* _Written task_: Gather all lines in the entries that include the word "JSON".

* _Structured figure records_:
┄┄┄┄┄┄

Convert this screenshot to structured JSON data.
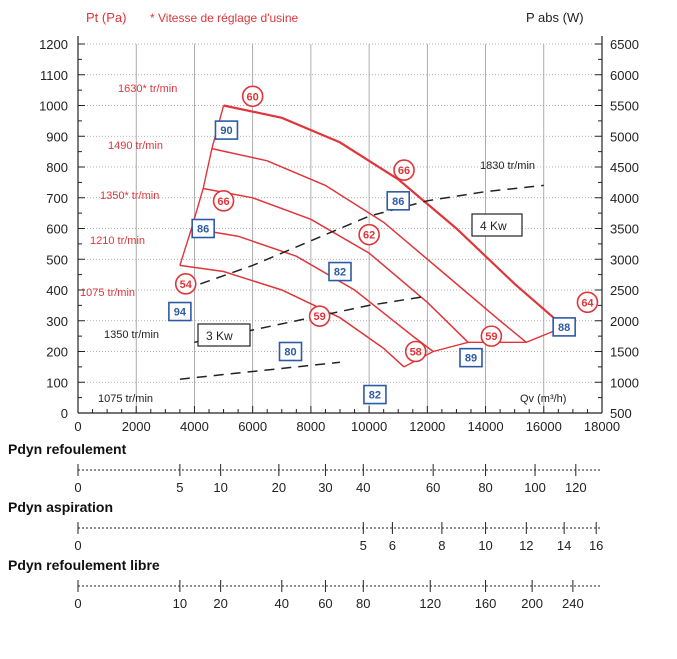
{
  "chart_data": {
    "type": "line",
    "title": "",
    "left_axis_title": "Pt (Pa)",
    "subtitle": "* Vitesse de réglage d'usine",
    "right_axis_title": "P abs (W)",
    "x_axis_title": "Qv (m³/h)",
    "x": {
      "min": 0,
      "max": 18000,
      "ticks": [
        0,
        2000,
        4000,
        6000,
        8000,
        10000,
        12000,
        14000,
        16000,
        18000
      ],
      "tick_labels": [
        "0",
        "2000",
        "4000",
        "6000",
        "8000",
        "10000",
        "12000",
        "14000",
        "16000",
        "18000"
      ]
    },
    "y_left": {
      "min": 0,
      "max": 1200,
      "ticks": [
        0,
        100,
        200,
        300,
        400,
        500,
        600,
        700,
        800,
        900,
        1000,
        1100,
        1200
      ],
      "tick_labels": [
        "0",
        "100",
        "200",
        "300",
        "400",
        "500",
        "600",
        "700",
        "800",
        "900",
        "1000",
        "1100",
        "1200"
      ]
    },
    "y_right": {
      "min": 500,
      "max": 6500,
      "tick_labels": [
        "500",
        "1000",
        "1500",
        "2000",
        "2500",
        "3000",
        "3500",
        "4000",
        "4500",
        "5000",
        "5500",
        "6000",
        "6500"
      ]
    },
    "pressure_curves": [
      {
        "name": "1630* tr/min",
        "x": [
          5000,
          7000,
          9000,
          11000,
          13000,
          15000,
          16700
        ],
        "y": [
          1000,
          960,
          880,
          760,
          600,
          420,
          280
        ]
      },
      {
        "name": "1490 tr/min",
        "x": [
          4600,
          6500,
          8500,
          10500,
          12500,
          14500,
          15400
        ],
        "y": [
          860,
          820,
          740,
          620,
          460,
          300,
          230
        ]
      },
      {
        "name": "1350* tr/min",
        "x": [
          4300,
          6000,
          8000,
          10000,
          12000,
          13400
        ],
        "y": [
          730,
          700,
          630,
          520,
          360,
          230
        ]
      },
      {
        "name": "1210 tr/min",
        "x": [
          3900,
          5500,
          7500,
          9500,
          11500,
          12200
        ],
        "y": [
          600,
          575,
          510,
          400,
          250,
          200
        ]
      },
      {
        "name": "1075 tr/min",
        "x": [
          3500,
          5000,
          7000,
          9000,
          10500,
          11200
        ],
        "y": [
          480,
          460,
          400,
          310,
          210,
          150
        ]
      }
    ],
    "power_curves": [
      {
        "name": "1830 tr/min",
        "x": [
          4200,
          6000,
          8000,
          10000,
          12000,
          14000,
          16000
        ],
        "y": [
          420,
          480,
          560,
          640,
          690,
          720,
          740
        ]
      },
      {
        "name": "1350 tr/min",
        "x": [
          4000,
          6000,
          8000,
          10000,
          12000
        ],
        "y": [
          230,
          270,
          310,
          350,
          380
        ]
      },
      {
        "name": "1075 tr/min",
        "x": [
          3500,
          5500,
          7500,
          9000
        ],
        "y": [
          110,
          130,
          150,
          165
        ]
      }
    ],
    "power_labels": {
      "speed_1830": "1830 tr/min",
      "speed_1350": "1350 tr/min",
      "speed_1075": "1075 tr/min",
      "box_4kw": "4 Kw",
      "box_3kw": "3 Kw"
    },
    "noise_red": [
      {
        "label": "60",
        "x": 6000,
        "y": 1030
      },
      {
        "label": "66",
        "x": 11200,
        "y": 790
      },
      {
        "label": "66",
        "x": 5000,
        "y": 690
      },
      {
        "label": "62",
        "x": 10000,
        "y": 580
      },
      {
        "label": "54",
        "x": 3700,
        "y": 420
      },
      {
        "label": "59",
        "x": 8300,
        "y": 315
      },
      {
        "label": "58",
        "x": 11600,
        "y": 200
      },
      {
        "label": "59",
        "x": 14200,
        "y": 250
      },
      {
        "label": "64",
        "x": 17500,
        "y": 360
      }
    ],
    "noise_blue": [
      {
        "label": "90",
        "x": 5100,
        "y": 920
      },
      {
        "label": "86",
        "x": 11000,
        "y": 690
      },
      {
        "label": "86",
        "x": 4300,
        "y": 600
      },
      {
        "label": "82",
        "x": 9000,
        "y": 460
      },
      {
        "label": "94",
        "x": 3500,
        "y": 330
      },
      {
        "label": "80",
        "x": 7300,
        "y": 200
      },
      {
        "label": "89",
        "x": 13500,
        "y": 180
      },
      {
        "label": "88",
        "x": 16700,
        "y": 280
      },
      {
        "label": "82",
        "x": 10200,
        "y": 60
      }
    ],
    "grid": true
  },
  "scales": [
    {
      "title": "Pdyn refoulement",
      "ticks": [
        {
          "label": "0",
          "x": 0
        },
        {
          "label": "5",
          "x": 3500
        },
        {
          "label": "10",
          "x": 4900
        },
        {
          "label": "20",
          "x": 6900
        },
        {
          "label": "30",
          "x": 8500
        },
        {
          "label": "40",
          "x": 9800
        },
        {
          "label": "60",
          "x": 12200
        },
        {
          "label": "80",
          "x": 14000
        },
        {
          "label": "100",
          "x": 15700
        },
        {
          "label": "120",
          "x": 17100
        }
      ]
    },
    {
      "title": "Pdyn aspiration",
      "ticks": [
        {
          "label": "0",
          "x": 0
        },
        {
          "label": "5",
          "x": 9800
        },
        {
          "label": "6",
          "x": 10800
        },
        {
          "label": "8",
          "x": 12500
        },
        {
          "label": "10",
          "x": 14000
        },
        {
          "label": "12",
          "x": 15400
        },
        {
          "label": "14",
          "x": 16700
        },
        {
          "label": "16",
          "x": 17800
        }
      ]
    },
    {
      "title": "Pdyn refoulement libre",
      "ticks": [
        {
          "label": "0",
          "x": 0
        },
        {
          "label": "10",
          "x": 3500
        },
        {
          "label": "20",
          "x": 4900
        },
        {
          "label": "40",
          "x": 7000
        },
        {
          "label": "60",
          "x": 8500
        },
        {
          "label": "80",
          "x": 9800
        },
        {
          "label": "120",
          "x": 12100
        },
        {
          "label": "160",
          "x": 14000
        },
        {
          "label": "200",
          "x": 15600
        },
        {
          "label": "240",
          "x": 17000
        }
      ]
    }
  ],
  "colors": {
    "red": "#e0353a",
    "blue": "#2d5aa8",
    "grid": "#9a9a9a",
    "axis": "#222222"
  }
}
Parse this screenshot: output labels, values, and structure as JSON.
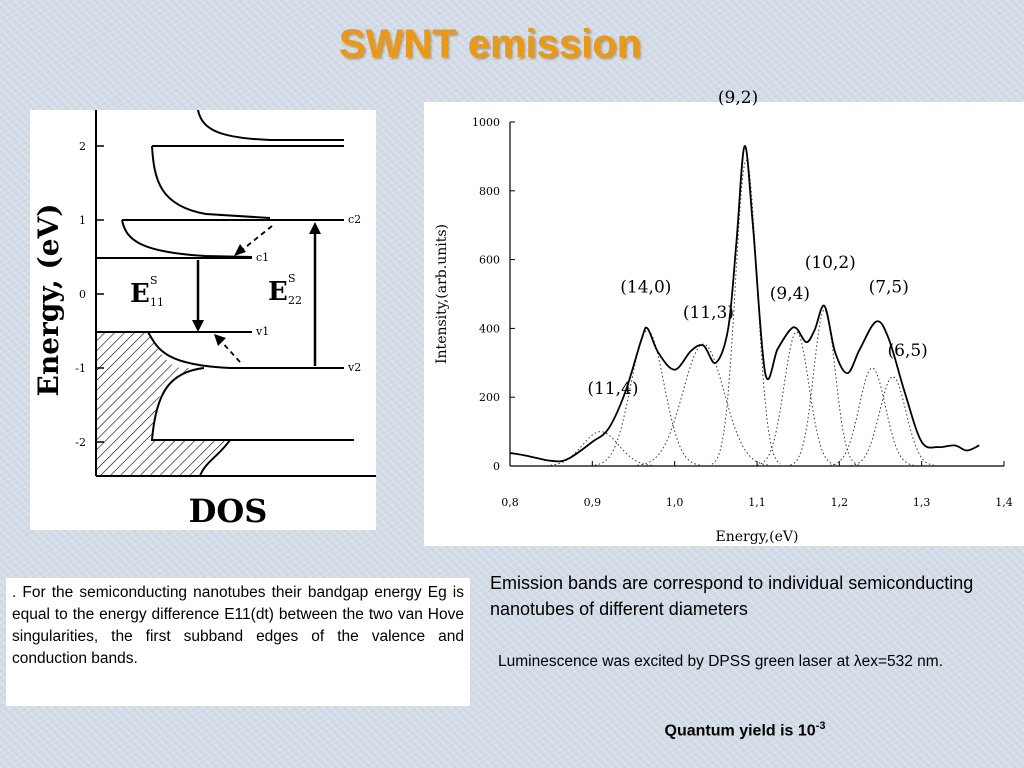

┄┄┄┄┄┄

* _Result of the exercise_:
Convert this screenshot to structured JSON data.
Parse this screenshot: output labels, values, and structure as JSON.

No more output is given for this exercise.